Data items
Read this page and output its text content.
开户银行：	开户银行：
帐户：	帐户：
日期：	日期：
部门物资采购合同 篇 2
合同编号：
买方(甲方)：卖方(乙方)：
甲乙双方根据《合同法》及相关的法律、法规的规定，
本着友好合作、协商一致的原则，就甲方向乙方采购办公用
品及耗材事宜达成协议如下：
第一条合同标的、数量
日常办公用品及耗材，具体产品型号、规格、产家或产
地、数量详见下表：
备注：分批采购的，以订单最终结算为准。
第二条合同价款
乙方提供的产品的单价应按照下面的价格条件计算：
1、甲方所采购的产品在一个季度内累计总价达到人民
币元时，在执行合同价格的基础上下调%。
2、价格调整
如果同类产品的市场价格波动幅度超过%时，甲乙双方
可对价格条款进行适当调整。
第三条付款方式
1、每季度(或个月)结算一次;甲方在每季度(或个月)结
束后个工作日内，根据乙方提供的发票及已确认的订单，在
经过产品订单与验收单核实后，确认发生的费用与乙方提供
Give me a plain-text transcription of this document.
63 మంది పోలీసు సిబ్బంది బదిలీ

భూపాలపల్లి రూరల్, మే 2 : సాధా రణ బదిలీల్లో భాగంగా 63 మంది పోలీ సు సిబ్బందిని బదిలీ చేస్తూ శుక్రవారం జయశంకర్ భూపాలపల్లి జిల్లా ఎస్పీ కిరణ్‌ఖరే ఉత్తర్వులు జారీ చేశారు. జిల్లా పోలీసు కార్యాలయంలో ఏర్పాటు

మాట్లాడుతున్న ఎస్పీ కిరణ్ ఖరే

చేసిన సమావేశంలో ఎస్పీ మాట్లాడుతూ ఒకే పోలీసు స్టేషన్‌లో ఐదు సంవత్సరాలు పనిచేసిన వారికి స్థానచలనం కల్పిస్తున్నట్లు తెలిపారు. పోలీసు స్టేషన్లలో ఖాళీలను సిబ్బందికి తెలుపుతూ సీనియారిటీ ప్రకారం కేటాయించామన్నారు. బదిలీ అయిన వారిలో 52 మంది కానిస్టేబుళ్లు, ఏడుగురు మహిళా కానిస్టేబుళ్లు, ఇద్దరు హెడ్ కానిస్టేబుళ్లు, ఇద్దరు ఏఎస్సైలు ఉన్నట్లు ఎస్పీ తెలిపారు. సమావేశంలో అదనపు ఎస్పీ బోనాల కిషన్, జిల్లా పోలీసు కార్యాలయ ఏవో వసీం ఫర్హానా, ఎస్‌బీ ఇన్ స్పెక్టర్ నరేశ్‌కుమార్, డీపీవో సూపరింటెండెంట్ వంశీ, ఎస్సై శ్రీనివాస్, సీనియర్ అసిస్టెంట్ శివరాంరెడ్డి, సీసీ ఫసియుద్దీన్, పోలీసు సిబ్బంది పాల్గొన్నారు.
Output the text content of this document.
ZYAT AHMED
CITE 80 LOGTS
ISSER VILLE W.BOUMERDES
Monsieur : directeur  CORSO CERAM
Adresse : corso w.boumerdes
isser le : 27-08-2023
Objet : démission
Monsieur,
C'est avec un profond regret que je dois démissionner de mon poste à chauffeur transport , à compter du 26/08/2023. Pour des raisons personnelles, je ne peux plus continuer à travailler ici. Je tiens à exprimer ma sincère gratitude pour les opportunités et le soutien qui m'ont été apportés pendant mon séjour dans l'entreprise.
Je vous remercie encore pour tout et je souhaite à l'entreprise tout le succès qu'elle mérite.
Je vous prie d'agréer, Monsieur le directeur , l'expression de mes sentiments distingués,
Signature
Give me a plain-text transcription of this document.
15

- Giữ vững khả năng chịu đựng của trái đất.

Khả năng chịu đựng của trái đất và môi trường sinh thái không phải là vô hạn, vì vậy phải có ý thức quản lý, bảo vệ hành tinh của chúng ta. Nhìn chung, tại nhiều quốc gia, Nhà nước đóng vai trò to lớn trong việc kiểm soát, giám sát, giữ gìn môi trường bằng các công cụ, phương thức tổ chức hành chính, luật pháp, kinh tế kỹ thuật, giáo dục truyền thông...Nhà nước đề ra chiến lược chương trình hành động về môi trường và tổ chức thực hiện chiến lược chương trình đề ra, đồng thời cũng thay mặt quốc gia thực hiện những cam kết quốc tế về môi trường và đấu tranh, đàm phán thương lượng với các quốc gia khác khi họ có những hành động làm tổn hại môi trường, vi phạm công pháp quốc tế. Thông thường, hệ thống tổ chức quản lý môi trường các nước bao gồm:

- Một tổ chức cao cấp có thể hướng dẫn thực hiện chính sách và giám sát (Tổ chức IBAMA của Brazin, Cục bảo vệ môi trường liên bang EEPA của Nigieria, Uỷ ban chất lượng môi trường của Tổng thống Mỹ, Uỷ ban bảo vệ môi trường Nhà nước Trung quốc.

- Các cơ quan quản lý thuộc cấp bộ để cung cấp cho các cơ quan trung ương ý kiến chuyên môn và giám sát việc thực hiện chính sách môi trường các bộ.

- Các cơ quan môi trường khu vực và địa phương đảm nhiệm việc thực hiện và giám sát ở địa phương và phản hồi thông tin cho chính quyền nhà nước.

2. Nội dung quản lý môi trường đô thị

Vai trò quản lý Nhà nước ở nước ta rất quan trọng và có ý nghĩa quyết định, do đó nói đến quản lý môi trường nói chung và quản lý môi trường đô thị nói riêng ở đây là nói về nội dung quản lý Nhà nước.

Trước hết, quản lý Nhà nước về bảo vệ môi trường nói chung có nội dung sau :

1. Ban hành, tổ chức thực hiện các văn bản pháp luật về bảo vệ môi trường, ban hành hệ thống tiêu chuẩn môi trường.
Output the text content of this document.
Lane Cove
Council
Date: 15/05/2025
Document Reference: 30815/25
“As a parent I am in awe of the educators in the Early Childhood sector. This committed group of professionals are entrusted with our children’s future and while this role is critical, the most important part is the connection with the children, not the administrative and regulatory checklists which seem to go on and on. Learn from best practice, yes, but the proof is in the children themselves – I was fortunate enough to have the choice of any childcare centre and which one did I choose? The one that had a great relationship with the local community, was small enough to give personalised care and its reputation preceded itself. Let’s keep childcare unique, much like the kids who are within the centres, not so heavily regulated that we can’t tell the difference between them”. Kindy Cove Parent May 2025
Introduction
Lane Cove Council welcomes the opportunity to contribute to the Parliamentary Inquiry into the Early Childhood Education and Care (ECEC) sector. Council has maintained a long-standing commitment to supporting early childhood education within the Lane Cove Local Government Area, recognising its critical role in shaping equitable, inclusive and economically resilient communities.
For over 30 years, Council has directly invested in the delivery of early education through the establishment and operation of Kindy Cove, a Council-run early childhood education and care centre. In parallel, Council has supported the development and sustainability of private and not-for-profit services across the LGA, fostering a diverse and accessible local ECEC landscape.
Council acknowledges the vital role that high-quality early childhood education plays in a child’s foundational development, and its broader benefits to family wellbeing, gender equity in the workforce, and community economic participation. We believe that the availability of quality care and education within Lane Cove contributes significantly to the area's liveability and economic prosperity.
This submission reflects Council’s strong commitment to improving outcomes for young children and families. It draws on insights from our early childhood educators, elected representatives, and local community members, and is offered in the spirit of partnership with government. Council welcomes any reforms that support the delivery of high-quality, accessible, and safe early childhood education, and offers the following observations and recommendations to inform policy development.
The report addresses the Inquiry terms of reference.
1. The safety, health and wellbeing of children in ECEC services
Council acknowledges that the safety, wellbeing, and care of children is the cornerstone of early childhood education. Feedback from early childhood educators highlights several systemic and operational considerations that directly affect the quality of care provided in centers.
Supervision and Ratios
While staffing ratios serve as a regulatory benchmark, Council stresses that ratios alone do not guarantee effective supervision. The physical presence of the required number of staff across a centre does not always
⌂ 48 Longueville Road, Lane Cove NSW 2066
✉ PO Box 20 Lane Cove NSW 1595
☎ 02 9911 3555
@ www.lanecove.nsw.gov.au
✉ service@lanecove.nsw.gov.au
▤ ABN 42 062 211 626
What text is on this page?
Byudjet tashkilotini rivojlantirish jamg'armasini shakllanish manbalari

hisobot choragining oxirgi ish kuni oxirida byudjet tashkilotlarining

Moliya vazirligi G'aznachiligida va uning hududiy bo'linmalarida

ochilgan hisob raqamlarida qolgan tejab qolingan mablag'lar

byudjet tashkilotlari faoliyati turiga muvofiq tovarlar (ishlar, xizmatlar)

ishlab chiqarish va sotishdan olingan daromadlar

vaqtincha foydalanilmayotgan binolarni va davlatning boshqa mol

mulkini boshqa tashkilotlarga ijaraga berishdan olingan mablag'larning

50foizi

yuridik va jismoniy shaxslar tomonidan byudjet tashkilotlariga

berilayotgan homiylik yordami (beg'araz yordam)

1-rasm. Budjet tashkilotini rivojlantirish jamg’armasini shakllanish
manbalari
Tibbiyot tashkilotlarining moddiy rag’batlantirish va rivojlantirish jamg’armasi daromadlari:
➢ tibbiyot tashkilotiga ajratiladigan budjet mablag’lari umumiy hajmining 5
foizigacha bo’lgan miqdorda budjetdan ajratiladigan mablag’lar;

> _The exercise_
From the listing above, return each line with the word "acknowledges".

> _Written reply_
Council acknowledges the vital role that high-quality early childhood education plays in a child’s foundational development, and its broader benefits to family wellbeing, gender equity in the workforce, and community economic participation. We believe that the availability of quality care and education within Lane Cove contributes significantly to the area's liveability and economic prosperity.
Council acknowledges that the safety, wellbeing, and care of children is the cornerstone of early childhood education. Feedback from early childhood educators highlights several systemic and operational considerations that directly affect the quality of care provided in centers.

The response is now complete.